_RECORDS_.
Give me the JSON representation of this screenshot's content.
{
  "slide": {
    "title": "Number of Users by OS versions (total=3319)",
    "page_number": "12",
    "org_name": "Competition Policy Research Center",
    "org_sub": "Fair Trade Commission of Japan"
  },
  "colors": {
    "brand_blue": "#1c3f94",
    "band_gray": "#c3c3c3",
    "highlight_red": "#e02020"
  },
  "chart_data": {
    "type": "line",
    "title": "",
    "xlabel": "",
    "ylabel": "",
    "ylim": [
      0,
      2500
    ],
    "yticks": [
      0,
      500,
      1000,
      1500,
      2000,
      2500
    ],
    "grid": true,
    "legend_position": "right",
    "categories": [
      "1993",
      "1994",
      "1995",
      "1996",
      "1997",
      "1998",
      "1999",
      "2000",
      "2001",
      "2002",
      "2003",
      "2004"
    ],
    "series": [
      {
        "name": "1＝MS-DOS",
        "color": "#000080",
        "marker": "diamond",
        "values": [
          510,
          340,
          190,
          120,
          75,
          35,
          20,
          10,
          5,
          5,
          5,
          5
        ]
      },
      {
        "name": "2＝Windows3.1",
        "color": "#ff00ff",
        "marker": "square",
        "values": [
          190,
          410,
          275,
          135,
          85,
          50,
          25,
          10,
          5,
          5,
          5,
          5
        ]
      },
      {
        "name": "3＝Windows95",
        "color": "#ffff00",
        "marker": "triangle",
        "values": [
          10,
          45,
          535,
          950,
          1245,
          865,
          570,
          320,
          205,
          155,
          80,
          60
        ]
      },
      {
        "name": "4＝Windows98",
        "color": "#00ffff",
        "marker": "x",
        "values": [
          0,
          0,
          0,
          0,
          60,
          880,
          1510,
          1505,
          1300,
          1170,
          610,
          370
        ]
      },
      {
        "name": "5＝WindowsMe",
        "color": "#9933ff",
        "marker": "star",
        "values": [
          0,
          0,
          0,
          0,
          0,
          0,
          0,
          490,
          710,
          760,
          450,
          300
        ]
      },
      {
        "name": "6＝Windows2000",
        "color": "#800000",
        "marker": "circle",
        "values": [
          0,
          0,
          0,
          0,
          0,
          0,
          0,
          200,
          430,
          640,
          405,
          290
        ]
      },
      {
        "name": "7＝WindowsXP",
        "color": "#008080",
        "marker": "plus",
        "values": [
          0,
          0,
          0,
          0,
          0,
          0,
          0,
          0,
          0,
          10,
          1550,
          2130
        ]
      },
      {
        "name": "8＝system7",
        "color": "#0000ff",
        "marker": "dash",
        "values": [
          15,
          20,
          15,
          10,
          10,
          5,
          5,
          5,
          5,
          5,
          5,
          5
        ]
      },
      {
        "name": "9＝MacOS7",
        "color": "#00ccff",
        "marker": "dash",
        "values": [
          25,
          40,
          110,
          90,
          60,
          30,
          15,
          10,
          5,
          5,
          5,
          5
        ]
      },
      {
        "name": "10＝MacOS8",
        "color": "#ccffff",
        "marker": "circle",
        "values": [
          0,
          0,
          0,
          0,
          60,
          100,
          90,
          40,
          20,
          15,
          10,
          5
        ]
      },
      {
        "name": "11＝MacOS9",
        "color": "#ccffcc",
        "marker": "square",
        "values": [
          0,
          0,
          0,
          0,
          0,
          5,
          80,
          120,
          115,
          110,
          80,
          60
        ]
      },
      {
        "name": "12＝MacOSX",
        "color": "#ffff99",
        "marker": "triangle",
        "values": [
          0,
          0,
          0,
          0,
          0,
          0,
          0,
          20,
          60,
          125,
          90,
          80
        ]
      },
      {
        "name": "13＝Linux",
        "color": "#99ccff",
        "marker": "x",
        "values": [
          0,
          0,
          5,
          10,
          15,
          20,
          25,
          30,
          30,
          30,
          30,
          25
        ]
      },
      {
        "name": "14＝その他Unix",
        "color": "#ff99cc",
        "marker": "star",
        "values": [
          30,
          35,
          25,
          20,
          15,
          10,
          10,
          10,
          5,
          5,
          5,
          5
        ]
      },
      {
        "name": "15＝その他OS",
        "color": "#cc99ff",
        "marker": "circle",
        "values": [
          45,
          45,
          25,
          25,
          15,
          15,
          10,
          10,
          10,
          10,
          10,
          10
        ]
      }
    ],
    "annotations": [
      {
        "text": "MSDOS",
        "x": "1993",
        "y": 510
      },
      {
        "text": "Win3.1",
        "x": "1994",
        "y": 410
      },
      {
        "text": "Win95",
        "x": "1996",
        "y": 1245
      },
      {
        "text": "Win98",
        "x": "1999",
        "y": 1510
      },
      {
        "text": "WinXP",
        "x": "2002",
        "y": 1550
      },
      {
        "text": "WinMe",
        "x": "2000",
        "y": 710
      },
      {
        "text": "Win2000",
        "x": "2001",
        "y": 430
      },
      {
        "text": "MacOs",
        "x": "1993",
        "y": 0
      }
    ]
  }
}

_WORK REQUIRED_. Every line of the listing that holds "title" should be found and copied.

_ANSWER FOR THE TASK_.
    "title": "Number of Users by OS versions (total=3319)",
    "title": "",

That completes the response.